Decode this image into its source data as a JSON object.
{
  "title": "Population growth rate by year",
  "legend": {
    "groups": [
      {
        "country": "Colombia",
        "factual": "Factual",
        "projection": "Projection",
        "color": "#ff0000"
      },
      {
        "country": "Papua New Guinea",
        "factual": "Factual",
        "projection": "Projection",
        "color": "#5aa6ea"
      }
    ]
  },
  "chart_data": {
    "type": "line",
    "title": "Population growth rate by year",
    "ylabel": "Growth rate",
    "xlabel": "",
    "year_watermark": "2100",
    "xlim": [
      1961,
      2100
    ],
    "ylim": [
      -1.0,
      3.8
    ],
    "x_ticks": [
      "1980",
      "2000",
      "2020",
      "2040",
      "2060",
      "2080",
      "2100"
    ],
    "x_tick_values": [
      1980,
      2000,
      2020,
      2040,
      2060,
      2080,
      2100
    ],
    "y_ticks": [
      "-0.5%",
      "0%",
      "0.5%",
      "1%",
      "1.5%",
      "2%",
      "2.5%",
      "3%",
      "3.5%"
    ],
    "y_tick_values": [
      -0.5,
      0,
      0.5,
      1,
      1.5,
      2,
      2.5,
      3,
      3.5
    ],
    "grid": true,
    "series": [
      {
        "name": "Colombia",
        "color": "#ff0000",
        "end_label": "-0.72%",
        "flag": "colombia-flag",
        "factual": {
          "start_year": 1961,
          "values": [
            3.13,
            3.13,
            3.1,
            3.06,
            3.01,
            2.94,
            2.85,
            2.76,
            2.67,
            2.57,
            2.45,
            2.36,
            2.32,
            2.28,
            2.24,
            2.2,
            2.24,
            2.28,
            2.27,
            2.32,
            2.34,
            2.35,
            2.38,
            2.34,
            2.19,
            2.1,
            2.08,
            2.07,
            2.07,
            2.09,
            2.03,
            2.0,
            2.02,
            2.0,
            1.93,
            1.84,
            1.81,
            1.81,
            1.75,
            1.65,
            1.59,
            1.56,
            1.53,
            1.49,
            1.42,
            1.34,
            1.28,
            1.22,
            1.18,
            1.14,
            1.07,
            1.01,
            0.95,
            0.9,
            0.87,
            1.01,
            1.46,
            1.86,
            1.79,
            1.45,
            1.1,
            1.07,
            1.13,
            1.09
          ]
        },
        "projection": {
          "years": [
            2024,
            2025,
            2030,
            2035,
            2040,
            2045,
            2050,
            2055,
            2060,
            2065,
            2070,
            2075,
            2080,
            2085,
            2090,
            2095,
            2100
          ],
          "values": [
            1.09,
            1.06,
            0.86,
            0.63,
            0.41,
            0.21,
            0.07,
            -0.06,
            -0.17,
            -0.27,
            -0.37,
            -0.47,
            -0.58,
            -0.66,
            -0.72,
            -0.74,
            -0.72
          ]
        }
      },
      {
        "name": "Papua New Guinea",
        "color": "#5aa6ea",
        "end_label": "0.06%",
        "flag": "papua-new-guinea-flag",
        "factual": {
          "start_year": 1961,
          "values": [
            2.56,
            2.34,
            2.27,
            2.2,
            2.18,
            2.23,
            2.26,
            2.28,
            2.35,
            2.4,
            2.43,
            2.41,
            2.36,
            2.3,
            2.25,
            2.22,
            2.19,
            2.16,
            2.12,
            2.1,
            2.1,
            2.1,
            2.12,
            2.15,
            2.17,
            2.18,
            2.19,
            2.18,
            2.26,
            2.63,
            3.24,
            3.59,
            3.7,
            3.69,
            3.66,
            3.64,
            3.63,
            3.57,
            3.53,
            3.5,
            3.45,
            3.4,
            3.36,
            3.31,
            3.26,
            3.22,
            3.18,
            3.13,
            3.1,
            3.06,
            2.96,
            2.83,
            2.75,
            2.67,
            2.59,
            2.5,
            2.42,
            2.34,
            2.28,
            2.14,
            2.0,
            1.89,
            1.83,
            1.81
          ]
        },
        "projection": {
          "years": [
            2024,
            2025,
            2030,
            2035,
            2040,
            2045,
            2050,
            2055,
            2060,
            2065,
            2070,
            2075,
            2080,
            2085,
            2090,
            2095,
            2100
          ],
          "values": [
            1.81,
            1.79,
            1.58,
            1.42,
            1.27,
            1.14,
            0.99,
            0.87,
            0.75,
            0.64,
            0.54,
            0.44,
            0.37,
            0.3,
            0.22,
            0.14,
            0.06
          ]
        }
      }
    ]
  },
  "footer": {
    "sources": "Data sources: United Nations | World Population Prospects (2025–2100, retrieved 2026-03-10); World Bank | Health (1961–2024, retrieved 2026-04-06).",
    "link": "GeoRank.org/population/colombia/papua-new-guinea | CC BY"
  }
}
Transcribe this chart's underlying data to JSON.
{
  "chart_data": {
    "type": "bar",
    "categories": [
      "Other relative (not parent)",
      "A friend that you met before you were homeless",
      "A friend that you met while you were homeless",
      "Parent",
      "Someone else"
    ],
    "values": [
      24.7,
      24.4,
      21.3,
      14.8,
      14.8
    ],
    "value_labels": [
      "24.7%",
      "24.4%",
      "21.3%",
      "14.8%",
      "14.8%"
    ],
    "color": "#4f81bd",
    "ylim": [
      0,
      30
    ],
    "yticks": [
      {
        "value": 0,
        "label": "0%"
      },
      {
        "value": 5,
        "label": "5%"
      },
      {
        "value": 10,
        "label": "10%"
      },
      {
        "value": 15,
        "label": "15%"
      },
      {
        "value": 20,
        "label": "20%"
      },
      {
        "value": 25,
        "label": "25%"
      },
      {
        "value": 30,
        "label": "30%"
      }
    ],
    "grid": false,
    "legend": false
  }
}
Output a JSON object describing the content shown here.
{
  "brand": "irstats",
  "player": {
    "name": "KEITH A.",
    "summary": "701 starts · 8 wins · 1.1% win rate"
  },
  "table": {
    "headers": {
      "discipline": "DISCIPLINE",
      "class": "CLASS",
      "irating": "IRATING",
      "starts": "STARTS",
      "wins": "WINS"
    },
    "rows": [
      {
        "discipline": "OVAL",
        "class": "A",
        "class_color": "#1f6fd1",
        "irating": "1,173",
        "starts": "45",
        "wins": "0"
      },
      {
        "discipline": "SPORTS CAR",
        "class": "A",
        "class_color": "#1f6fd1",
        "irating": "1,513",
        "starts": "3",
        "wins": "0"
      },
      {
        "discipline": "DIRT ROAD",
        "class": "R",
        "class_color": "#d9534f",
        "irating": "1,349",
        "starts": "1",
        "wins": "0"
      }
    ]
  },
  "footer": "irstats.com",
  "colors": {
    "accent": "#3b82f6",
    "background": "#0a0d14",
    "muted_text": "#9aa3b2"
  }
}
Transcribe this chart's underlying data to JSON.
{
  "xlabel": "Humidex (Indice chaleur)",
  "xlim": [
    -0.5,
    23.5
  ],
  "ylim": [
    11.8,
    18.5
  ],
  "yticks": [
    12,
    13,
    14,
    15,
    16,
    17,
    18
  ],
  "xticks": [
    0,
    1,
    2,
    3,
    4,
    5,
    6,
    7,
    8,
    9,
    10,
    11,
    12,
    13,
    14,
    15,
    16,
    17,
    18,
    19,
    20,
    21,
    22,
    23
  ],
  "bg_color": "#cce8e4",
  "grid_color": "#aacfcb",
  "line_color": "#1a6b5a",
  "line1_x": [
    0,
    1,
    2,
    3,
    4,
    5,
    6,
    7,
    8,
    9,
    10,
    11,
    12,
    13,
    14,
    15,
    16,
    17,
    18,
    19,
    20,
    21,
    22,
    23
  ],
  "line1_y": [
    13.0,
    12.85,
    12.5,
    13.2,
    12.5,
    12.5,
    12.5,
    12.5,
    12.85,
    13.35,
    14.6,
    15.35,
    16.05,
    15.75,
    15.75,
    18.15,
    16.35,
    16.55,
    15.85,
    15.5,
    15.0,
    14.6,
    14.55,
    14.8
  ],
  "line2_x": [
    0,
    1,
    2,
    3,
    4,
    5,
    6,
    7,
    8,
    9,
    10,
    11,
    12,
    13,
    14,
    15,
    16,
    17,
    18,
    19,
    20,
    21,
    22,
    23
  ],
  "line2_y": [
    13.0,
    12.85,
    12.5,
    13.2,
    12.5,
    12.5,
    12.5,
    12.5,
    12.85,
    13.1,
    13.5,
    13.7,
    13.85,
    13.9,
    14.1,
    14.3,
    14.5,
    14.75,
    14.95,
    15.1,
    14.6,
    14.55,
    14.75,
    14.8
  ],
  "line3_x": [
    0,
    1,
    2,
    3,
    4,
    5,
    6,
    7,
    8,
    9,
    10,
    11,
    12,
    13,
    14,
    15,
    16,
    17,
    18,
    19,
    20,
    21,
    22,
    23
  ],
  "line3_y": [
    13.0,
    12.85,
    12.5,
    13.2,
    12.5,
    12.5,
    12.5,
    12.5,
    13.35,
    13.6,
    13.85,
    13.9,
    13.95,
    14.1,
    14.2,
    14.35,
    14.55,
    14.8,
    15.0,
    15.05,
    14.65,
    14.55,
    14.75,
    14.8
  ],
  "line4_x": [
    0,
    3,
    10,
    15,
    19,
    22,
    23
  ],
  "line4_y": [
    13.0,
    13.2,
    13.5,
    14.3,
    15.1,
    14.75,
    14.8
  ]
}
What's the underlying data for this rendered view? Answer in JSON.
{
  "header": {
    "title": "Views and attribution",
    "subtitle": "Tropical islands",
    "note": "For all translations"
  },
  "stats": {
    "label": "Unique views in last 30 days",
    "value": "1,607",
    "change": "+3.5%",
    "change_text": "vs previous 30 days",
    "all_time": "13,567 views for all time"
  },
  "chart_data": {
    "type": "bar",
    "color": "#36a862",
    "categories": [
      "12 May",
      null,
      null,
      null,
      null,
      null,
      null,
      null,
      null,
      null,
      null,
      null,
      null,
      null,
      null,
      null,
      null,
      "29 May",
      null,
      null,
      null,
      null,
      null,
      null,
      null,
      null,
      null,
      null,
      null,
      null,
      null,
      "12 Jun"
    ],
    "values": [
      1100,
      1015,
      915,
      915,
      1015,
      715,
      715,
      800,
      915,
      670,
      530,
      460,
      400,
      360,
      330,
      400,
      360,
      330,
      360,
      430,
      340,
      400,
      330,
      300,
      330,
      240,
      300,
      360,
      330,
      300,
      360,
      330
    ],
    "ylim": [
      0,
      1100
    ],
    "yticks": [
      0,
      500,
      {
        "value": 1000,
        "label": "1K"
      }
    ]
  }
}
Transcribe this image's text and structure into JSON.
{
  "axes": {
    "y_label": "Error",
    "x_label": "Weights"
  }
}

------------------------------------------------

> [SHORT PROBLEM]: Pull out every line containing "flag".

> [RESULT FOR THIS EXERCISE]:
        "flag": "colombia-flag",
        "flag": "papua-new-guinea-flag",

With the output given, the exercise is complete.